■ EXERCISE OBJECTIVE ■
Search the records that follow and extract every line containing the string "fill".

Stored dataset items
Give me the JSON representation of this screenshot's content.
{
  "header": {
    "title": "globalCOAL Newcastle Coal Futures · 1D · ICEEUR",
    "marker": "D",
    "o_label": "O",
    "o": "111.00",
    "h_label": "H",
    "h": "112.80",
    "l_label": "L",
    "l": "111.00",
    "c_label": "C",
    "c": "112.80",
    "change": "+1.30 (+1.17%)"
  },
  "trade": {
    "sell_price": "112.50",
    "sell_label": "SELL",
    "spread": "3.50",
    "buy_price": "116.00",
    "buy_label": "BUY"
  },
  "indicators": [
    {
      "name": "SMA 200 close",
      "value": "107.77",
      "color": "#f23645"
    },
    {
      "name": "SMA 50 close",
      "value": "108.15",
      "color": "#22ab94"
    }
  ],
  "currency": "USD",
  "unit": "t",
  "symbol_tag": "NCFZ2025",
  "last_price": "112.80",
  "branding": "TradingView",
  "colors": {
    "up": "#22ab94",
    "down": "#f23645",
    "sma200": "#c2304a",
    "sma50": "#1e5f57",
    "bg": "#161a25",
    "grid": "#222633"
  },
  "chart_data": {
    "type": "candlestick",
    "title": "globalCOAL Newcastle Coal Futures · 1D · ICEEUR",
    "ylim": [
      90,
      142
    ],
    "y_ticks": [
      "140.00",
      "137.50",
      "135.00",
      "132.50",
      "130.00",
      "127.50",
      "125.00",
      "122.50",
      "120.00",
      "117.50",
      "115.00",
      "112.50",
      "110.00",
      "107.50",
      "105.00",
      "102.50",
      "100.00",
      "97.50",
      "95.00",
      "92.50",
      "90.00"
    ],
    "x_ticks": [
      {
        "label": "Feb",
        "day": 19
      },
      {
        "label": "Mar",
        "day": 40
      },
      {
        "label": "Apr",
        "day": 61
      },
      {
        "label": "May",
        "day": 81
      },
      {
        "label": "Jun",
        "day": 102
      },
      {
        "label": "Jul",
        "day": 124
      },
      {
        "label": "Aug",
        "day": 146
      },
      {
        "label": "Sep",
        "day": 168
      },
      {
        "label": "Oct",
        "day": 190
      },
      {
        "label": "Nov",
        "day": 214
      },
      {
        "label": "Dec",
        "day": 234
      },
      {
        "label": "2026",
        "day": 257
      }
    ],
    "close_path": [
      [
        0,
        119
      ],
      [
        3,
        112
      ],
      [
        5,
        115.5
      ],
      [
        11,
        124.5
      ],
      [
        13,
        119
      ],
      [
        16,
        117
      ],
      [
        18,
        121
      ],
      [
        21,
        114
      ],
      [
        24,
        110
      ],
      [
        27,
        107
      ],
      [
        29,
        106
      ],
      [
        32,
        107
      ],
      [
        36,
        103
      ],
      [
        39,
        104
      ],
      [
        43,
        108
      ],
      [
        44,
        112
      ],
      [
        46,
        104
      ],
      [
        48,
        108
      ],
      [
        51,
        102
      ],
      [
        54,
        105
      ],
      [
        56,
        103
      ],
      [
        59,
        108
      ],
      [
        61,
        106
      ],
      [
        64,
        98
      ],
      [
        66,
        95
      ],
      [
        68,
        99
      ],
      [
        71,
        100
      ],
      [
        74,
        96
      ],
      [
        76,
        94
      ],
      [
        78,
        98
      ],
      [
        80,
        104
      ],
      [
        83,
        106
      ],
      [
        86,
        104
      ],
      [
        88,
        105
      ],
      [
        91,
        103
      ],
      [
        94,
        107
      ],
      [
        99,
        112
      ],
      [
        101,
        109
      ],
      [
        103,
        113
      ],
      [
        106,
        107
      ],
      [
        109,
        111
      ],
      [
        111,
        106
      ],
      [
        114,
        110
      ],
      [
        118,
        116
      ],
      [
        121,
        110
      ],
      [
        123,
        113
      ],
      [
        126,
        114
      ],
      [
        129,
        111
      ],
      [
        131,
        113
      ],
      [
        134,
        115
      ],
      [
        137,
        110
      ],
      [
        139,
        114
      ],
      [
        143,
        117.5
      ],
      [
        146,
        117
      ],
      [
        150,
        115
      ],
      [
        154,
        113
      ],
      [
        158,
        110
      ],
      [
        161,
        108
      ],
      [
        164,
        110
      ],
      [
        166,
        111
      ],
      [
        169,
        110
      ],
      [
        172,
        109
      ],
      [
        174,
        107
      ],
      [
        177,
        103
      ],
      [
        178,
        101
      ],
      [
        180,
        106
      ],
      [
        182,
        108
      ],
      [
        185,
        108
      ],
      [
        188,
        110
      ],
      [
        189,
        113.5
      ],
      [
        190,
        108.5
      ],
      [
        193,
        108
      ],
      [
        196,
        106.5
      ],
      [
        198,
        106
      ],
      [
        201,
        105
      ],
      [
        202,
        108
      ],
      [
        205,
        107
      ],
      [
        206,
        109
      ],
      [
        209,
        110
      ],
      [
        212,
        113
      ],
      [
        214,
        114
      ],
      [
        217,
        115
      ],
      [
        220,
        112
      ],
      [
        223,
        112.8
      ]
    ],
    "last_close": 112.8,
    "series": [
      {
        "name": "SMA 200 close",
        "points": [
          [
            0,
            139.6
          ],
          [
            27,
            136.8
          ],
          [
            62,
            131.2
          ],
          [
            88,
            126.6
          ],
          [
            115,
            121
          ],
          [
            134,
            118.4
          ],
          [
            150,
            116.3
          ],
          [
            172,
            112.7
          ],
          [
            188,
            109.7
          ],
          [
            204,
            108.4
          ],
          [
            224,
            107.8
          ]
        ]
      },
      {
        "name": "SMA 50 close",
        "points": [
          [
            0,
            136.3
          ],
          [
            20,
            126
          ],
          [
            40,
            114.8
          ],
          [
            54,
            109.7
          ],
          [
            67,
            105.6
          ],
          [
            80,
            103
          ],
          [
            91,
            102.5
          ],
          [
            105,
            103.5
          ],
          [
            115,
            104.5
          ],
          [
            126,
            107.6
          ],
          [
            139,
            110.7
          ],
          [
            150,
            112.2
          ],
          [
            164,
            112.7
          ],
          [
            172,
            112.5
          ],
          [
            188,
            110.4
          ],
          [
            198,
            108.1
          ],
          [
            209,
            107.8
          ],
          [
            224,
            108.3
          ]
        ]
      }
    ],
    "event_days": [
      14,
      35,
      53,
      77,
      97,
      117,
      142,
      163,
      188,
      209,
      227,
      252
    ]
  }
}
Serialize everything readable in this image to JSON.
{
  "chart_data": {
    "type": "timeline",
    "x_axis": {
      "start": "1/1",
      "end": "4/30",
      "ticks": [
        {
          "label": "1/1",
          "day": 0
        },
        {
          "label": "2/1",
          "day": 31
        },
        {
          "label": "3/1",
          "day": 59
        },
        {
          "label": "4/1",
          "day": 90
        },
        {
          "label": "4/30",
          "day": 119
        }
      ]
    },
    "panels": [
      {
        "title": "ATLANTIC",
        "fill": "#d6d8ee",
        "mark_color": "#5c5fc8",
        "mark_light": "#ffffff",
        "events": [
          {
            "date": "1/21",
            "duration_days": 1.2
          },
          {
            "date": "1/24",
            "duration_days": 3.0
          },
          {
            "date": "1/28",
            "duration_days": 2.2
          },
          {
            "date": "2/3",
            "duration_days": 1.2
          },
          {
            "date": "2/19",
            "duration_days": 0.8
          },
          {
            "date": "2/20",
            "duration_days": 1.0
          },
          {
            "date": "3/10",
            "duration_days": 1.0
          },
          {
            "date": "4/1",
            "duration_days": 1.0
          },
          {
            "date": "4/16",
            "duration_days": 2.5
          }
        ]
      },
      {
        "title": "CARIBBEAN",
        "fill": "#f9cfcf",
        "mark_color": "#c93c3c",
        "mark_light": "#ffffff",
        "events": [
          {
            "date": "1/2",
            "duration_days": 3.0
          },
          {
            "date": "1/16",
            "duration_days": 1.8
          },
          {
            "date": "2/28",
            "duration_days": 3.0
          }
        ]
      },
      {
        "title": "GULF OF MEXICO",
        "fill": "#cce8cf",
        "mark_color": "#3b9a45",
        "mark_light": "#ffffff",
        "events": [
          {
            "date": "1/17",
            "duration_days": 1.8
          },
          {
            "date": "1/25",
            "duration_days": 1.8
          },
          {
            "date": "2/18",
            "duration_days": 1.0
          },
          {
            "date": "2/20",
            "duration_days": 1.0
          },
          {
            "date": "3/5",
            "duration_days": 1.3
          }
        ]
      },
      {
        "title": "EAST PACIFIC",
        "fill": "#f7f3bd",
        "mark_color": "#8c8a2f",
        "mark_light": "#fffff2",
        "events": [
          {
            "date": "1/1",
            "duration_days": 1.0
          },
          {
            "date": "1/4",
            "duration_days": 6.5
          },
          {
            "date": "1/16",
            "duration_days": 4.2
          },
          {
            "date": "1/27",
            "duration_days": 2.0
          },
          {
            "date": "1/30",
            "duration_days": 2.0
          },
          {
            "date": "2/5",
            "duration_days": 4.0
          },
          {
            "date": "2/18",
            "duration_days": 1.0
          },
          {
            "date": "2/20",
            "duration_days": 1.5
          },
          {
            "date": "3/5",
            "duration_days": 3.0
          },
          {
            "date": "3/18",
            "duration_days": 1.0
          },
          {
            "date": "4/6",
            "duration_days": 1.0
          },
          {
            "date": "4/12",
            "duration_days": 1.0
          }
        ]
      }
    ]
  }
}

■ TASK SOLUTION ■
        "fill": "#d6d8ee",
        "fill": "#f9cfcf",
        "fill": "#cce8cf",
        "fill": "#f7f3bd",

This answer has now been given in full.